Objective — Pictures do not belong in the copy; restate the records below word for word.

Record set —
****************************************
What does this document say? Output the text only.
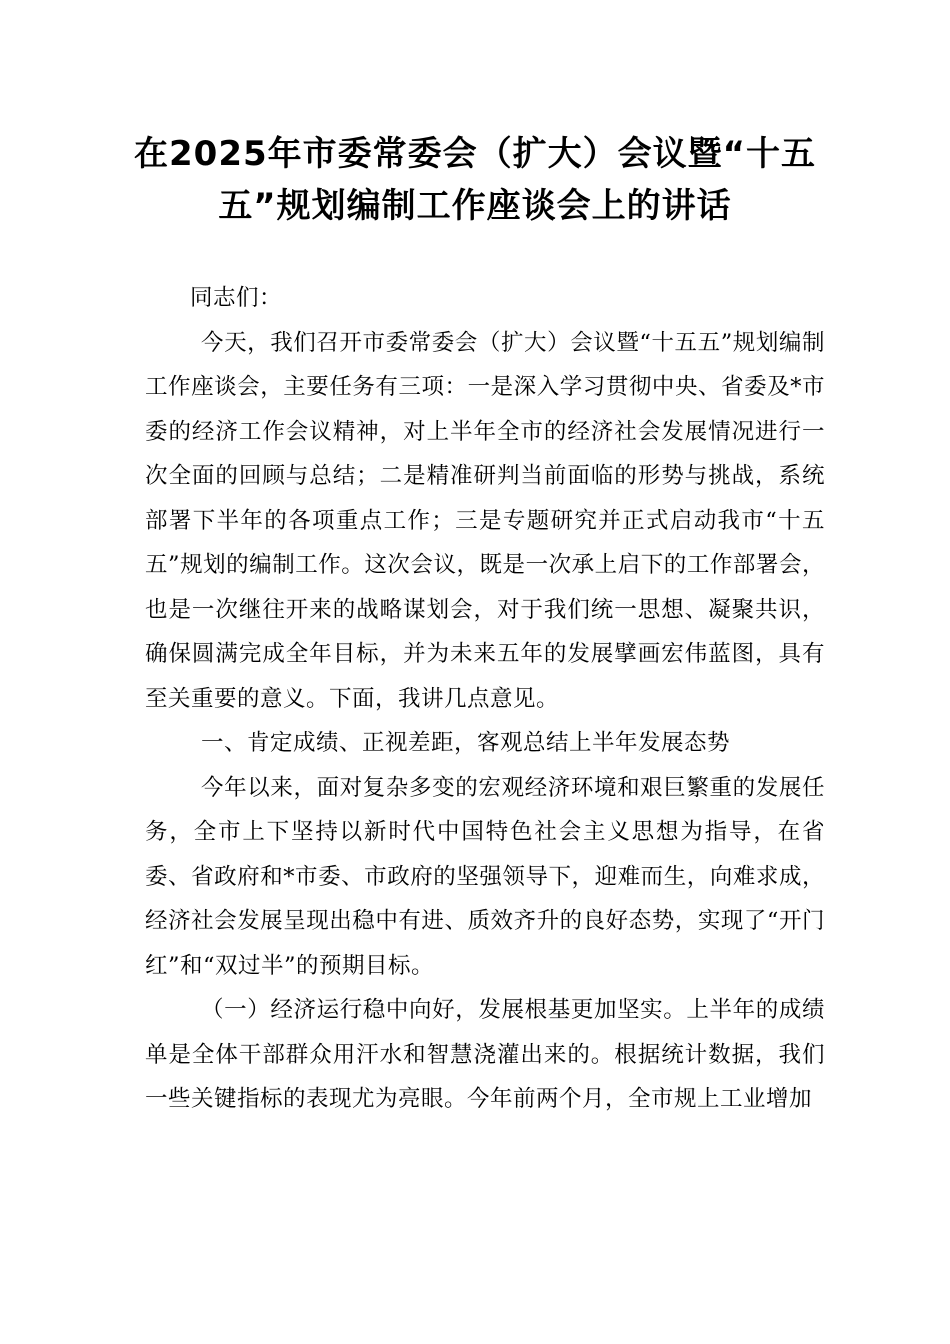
在2025年市委常委会（扩大）会议暨“十五五”规划编制工作座谈会上的讲话

同志们：

今天，我们召开市委常委会（扩大）会议暨“十五五”规划编制工作座谈会，主要任务有三项：一是深入学习贯彻中央、省委及*市委的经济工作会议精神，对上半年全市的经济社会发展情况进行一次全面的回顾与总结；二是精准研判当前面临的形势与挑战，系统部署下半年的各项重点工作；三是专题研究并正式启动我市“十五五”规划的编制工作。这次会议，既是一次承上启下的工作部署会，也是一次继往开来的战略谋划会，对于我们统一思想、凝聚共识，确保圆满完成全年目标，并为未来五年的发展擘画宏伟蓝图，具有至关重要的意义。下面，我讲几点意见。

一、肯定成绩、正视差距，客观总结上半年发展态势

今年以来，面对复杂多变的宏观经济环境和艰巨繁重的发展任务，全市上下坚持以新时代中国特色社会主义思想为指导，在省委、省政府和*市委、市政府的坚强领导下，迎难而生，向难求成，经济社会发展呈现出稳中有进、质效齐升的良好态势，实现了“开门红”和“双过半”的预期目标。

（一）经济运行稳中向好，发展根基更加坚实。上半年的成绩单是全体干部群众用汗水和智慧浇灌出来的。根据统计数据，我们一些关键指标的表现尤为亮眼。今年前两个月，全市规上工业增加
****************************************
The completed task —
What does this document say? Output the text only.
在2025年市委常委会（扩大）会议暨“十五五”规划编制工作座谈会上的讲话

同志们：

今天，我们召开市委常委会（扩大）会议暨“十五五”规划编制工作座谈会，主要任务有三项：一是深入学习贯彻中央、省委及*市委的经济工作会议精神，对上半年全市的经济社会发展情况进行一次全面的回顾与总结；二是精准研判当前面临的形势与挑战，系统部署下半年的各项重点工作；三是专题研究并正式启动我市“十五五”规划的编制工作。这次会议，既是一次承上启下的工作部署会，也是一次继往开来的战略谋划会，对于我们统一思想、凝聚共识，确保圆满完成全年目标，并为未来五年的发展擘画宏伟蓝图，具有至关重要的意义。下面，我讲几点意见。

一、肯定成绩、正视差距，客观总结上半年发展态势

今年以来，面对复杂多变的宏观经济环境和艰巨繁重的发展任务，全市上下坚持以新时代中国特色社会主义思想为指导，在省委、省政府和*市委、市政府的坚强领导下，迎难而生，向难求成，经济社会发展呈现出稳中有进、质效齐升的良好态势，实现了“开门红”和“双过半”的预期目标。

（一）经济运行稳中向好，发展根基更加坚实。上半年的成绩单是全体干部群众用汗水和智慧浇灌出来的。根据统计数据，我们一些关键指标的表现尤为亮眼。今年前两个月，全市规上工业增加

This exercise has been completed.